(Dataset items)
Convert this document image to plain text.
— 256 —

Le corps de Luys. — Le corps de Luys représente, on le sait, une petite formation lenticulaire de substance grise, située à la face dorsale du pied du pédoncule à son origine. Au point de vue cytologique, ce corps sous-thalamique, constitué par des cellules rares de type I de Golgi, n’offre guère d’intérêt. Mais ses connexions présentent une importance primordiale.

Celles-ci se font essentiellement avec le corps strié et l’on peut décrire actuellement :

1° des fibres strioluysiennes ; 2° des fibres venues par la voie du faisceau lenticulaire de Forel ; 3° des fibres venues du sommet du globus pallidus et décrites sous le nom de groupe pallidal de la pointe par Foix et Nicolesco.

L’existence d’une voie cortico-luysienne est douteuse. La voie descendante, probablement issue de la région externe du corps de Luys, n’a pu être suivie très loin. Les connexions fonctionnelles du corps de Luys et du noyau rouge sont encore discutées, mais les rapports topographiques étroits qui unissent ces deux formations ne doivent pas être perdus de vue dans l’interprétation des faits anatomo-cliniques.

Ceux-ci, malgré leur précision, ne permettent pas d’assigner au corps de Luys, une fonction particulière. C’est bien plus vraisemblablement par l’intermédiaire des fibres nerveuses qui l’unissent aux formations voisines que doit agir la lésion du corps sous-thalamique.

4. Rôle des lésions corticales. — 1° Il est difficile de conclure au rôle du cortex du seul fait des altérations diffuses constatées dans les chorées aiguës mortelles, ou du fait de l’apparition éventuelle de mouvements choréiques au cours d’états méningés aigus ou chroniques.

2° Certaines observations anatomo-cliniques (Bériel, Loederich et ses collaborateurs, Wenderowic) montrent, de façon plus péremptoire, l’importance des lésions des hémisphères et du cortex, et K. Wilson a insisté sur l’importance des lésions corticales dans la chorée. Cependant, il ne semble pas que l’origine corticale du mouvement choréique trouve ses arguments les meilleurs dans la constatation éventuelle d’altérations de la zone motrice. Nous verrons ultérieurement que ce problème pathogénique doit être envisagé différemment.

==

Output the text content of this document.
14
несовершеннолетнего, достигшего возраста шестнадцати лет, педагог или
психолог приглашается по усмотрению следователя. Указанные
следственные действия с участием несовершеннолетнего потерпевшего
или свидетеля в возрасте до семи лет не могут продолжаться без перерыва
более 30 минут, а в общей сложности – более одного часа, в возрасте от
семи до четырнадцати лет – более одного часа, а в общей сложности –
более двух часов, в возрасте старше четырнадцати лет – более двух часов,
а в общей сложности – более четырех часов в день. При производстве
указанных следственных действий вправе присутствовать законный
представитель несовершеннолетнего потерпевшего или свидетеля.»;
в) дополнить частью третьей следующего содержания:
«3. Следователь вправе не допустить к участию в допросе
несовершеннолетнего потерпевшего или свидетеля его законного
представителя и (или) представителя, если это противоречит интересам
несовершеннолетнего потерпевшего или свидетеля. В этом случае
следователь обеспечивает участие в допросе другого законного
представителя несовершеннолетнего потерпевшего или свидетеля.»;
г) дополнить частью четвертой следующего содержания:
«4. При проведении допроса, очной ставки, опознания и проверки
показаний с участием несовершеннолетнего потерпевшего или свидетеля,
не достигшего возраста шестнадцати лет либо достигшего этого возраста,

* * *

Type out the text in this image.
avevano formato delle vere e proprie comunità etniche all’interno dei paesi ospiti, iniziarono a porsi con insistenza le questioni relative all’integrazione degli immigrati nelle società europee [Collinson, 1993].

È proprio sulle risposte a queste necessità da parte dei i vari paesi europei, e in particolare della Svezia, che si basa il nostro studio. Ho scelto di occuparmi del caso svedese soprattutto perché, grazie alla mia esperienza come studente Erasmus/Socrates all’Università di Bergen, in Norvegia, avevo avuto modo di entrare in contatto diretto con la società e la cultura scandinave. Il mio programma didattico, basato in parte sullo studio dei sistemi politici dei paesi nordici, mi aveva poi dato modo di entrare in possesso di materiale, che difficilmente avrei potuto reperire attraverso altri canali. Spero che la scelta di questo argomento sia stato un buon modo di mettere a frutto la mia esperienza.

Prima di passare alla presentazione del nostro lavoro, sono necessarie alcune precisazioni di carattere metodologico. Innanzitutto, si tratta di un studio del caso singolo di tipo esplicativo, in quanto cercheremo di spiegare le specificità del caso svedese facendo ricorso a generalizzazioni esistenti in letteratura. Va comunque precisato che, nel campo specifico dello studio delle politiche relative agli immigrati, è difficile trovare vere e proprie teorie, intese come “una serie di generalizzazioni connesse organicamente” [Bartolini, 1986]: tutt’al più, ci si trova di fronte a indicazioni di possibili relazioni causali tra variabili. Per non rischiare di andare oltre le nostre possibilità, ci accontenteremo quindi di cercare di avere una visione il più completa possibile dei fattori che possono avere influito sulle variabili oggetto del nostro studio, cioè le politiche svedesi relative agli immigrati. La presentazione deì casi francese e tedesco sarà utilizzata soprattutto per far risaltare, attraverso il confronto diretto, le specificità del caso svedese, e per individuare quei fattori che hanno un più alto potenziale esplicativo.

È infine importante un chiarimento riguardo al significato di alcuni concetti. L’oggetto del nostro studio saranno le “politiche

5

TASK TO COMPLETE:
List every line above that holds the word "lenticulaire".

WRITTEN ANSWER:
Le corps de Luys. — Le corps de Luys représente, on le sait, une petite formation lenticulaire de substance grise, située à la face dorsale du pied du pédoncule à son origine. Au point de vue cytologique, ce corps sous-thalamique, constitué par des cellules rares de type I de Golgi, n’offre guère d’intérêt. Mais ses connexions présentent une importance primordiale.
1° des fibres strioluysiennes ; 2° des fibres venues par la voie du faisceau lenticulaire de Forel ; 3° des fibres venues du sommet du globus pallidus et décrites sous le nom de groupe pallidal de la pointe par Foix et Nicolesco.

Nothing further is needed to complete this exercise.